> [Exercise aim] Search the records for the word "sobre" and pick out every line that has it.

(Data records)
##########

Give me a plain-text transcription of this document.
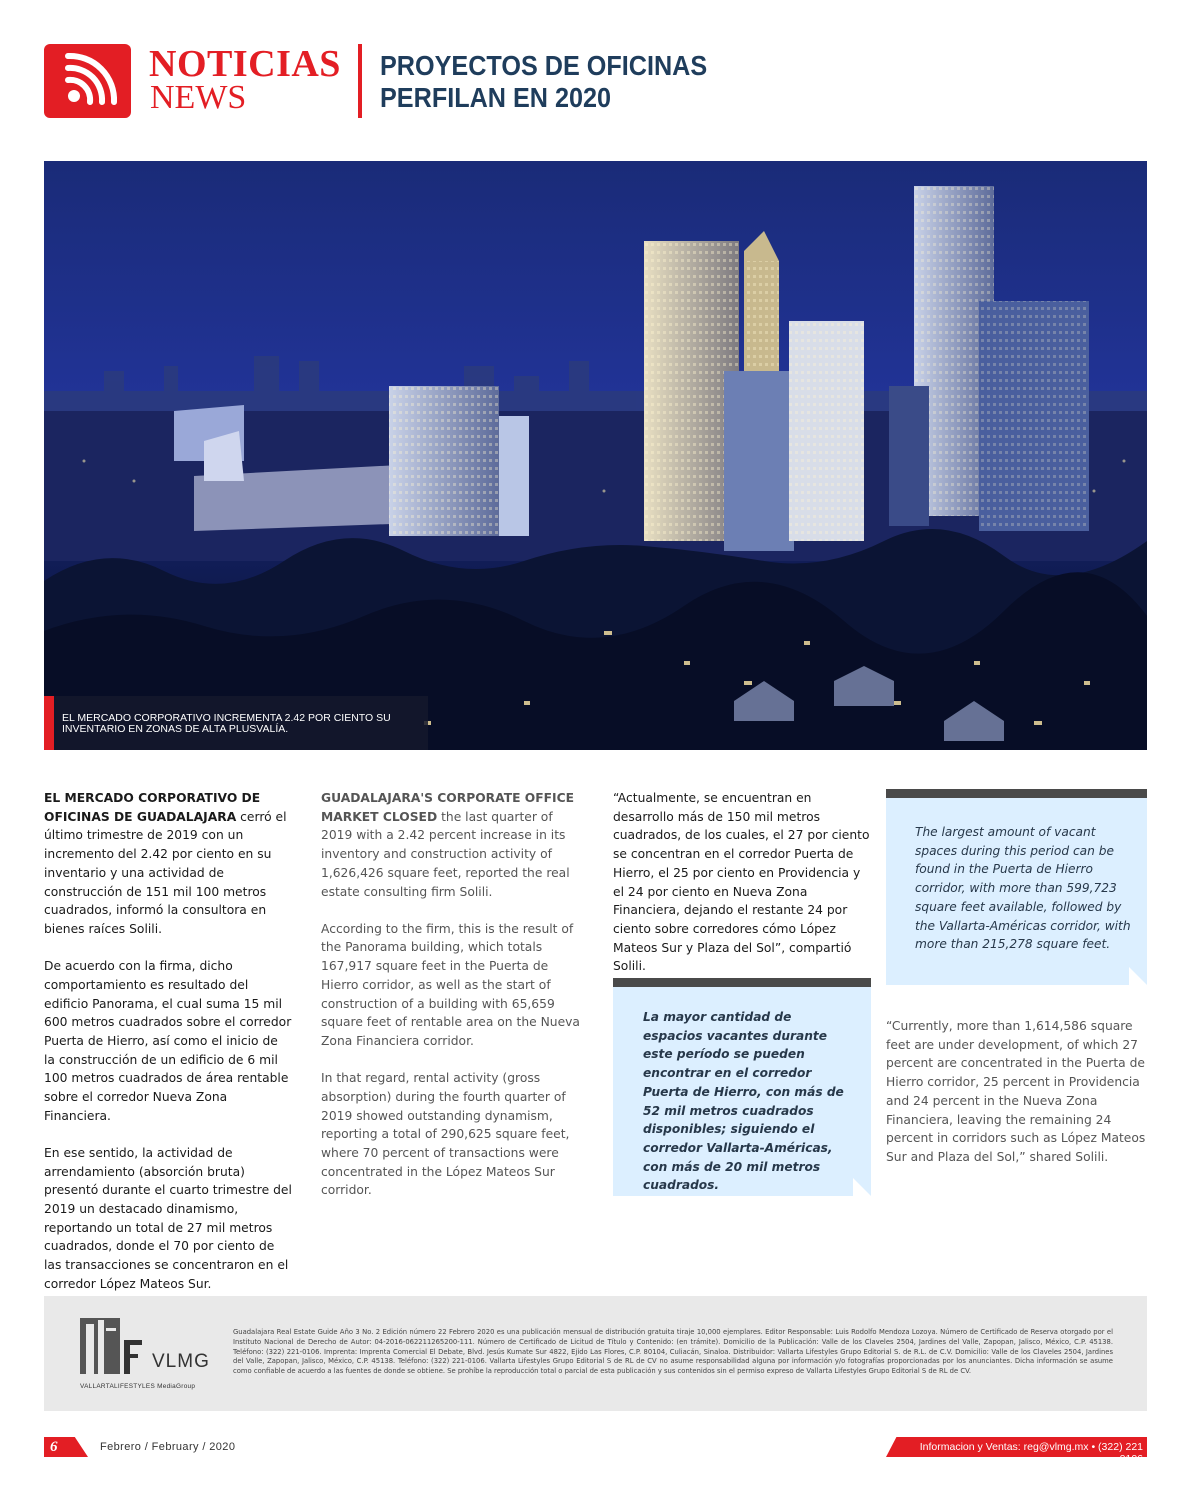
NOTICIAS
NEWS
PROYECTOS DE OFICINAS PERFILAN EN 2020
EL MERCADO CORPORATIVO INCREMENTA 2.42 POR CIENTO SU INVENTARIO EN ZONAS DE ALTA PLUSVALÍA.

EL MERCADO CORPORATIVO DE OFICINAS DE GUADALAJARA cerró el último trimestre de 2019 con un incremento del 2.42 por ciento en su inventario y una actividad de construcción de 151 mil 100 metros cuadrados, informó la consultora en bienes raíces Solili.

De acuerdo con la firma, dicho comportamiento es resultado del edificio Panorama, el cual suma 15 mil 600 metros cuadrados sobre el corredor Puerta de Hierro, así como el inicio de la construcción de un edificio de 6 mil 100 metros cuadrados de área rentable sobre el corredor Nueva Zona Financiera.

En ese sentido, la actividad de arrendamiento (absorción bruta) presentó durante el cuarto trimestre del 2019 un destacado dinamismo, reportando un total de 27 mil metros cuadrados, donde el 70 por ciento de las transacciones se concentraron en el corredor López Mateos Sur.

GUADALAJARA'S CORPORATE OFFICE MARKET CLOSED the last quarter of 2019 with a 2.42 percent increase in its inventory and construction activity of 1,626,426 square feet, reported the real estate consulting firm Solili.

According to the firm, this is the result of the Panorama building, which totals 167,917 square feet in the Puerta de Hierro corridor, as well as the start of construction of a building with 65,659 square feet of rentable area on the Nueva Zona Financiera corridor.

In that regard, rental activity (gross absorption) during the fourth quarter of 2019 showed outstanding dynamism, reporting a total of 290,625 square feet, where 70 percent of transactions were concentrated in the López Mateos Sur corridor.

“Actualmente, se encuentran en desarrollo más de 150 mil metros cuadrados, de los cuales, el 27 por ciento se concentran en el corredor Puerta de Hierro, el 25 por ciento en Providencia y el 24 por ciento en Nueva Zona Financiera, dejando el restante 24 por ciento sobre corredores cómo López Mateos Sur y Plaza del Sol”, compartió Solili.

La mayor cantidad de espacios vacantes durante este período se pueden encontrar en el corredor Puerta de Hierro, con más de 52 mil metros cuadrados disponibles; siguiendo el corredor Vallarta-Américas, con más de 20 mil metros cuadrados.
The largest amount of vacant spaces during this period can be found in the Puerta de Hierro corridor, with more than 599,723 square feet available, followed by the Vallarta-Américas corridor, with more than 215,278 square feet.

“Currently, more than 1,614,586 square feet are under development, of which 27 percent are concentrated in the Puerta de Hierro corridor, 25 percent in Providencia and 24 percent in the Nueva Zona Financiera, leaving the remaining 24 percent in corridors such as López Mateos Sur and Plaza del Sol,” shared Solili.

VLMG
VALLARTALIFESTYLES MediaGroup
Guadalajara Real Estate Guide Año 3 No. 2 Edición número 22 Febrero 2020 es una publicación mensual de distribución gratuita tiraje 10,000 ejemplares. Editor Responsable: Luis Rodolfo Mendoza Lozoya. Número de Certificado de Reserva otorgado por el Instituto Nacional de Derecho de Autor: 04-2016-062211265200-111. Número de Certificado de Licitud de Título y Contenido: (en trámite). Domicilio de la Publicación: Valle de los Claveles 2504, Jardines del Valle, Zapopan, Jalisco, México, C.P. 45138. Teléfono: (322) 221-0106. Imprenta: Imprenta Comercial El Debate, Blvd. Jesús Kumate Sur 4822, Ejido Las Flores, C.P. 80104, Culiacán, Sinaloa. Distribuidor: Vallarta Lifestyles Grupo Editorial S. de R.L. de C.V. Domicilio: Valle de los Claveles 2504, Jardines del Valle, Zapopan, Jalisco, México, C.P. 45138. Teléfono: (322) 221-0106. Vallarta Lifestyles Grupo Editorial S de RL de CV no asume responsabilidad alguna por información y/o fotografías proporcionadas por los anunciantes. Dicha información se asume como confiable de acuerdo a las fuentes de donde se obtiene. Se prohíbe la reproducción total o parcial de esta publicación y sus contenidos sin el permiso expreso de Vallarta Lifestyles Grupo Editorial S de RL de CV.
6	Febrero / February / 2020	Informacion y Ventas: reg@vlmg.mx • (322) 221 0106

##########

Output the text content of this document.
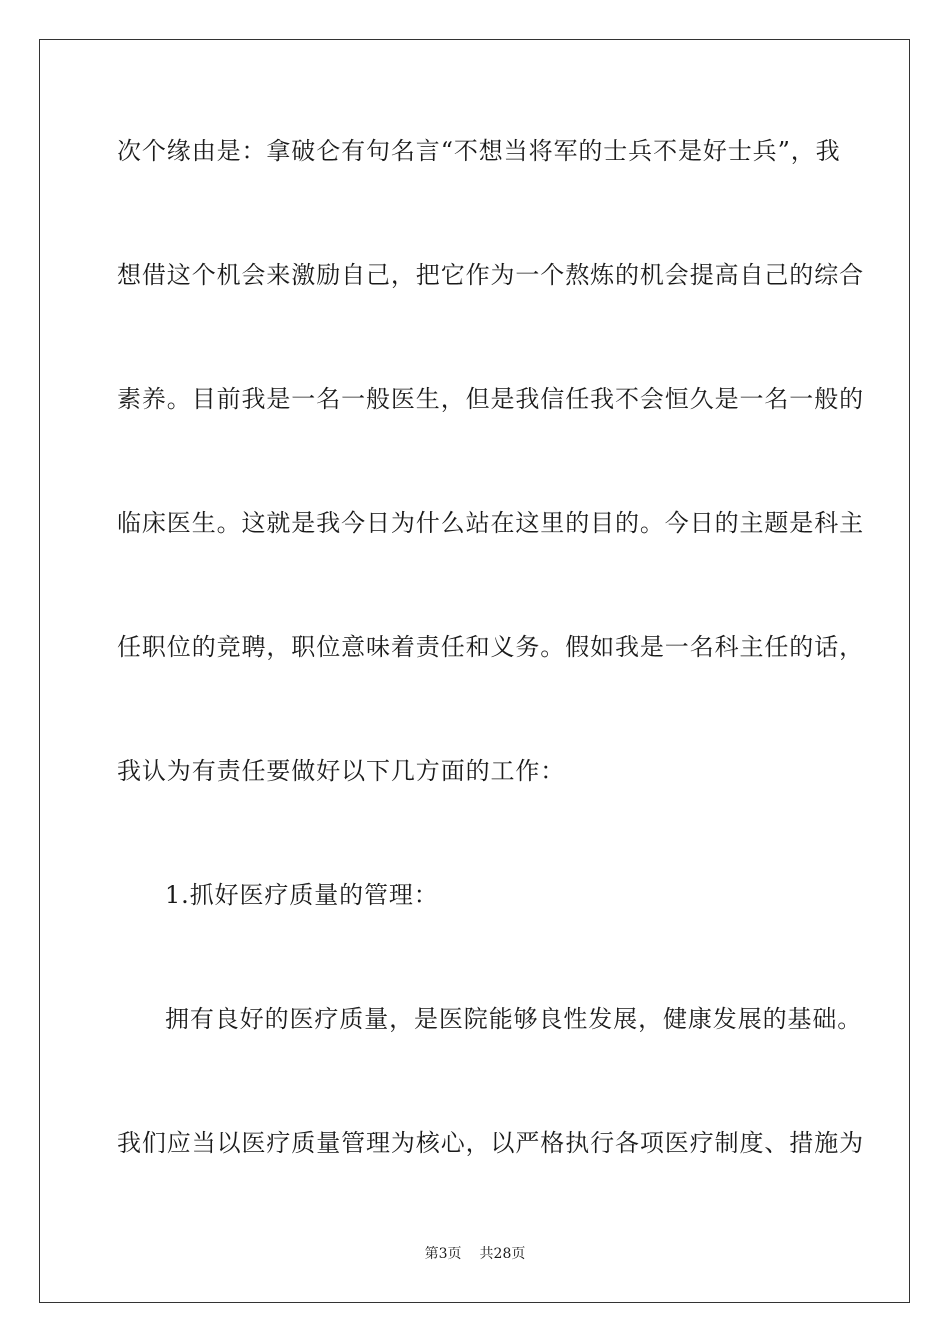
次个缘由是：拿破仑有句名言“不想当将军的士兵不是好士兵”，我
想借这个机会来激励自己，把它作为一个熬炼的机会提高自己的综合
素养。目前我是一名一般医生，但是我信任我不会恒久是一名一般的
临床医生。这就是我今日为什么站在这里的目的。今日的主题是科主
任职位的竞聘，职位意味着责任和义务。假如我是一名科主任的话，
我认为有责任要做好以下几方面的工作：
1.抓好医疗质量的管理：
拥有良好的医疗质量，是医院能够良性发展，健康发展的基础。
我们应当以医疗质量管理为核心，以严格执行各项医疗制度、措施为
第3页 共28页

##########

> [Task response]
De acuerdo con la firma, dicho comportamiento es resultado del edificio Panorama, el cual suma 15 mil 600 metros cuadrados sobre el corredor Puerta de Hierro, así como el inicio de la construcción de un edificio de 6 mil 100 metros cuadrados de área rentable sobre el corredor Nueva Zona Financiera.
“Actualmente, se encuentran en desarrollo más de 150 mil metros cuadrados, de los cuales, el 27 por ciento se concentran en el corredor Puerta de Hierro, el 25 por ciento en Providencia y el 24 por ciento en Nueva Zona Financiera, dejando el restante 24 por ciento sobre corredores cómo López Mateos Sur y Plaza del Sol”, compartió Solili.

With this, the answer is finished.